Copy out, from the entries below, each line holding the string "image".

● Listed entries:
┄┄┄┄┄┄┄┄┄┄
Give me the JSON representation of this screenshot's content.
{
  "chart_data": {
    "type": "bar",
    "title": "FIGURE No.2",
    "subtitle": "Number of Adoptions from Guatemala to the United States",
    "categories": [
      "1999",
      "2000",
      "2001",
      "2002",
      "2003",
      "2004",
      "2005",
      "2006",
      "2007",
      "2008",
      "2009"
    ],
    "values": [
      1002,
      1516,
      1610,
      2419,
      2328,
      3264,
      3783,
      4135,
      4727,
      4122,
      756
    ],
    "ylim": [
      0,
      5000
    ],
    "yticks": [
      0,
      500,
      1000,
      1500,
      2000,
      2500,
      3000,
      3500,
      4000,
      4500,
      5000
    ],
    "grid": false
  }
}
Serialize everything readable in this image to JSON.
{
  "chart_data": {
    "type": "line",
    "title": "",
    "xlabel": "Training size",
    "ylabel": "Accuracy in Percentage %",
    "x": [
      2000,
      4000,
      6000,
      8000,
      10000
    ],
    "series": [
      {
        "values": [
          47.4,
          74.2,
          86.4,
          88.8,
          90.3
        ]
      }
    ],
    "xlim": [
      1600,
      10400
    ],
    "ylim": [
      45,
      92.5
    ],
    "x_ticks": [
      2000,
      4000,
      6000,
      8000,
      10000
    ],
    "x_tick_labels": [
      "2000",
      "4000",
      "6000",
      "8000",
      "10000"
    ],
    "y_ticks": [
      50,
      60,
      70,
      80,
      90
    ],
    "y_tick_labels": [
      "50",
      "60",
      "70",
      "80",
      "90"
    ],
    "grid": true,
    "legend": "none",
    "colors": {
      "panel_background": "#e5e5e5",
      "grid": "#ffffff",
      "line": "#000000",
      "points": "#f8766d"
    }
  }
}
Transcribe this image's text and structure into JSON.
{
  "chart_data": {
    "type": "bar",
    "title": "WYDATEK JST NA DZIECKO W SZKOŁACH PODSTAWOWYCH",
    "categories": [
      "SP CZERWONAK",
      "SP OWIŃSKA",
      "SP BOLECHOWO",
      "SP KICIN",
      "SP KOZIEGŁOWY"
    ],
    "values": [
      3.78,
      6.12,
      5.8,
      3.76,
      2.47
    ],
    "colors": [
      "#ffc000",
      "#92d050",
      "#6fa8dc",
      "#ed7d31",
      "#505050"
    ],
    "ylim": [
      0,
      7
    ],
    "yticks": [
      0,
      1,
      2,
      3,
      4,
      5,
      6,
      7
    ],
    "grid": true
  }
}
┄┄┄┄┄┄┄┄┄┄
● Solved exercise:
Serialize everything readable in this image to JSON.
Transcribe this image's text and structure into JSON.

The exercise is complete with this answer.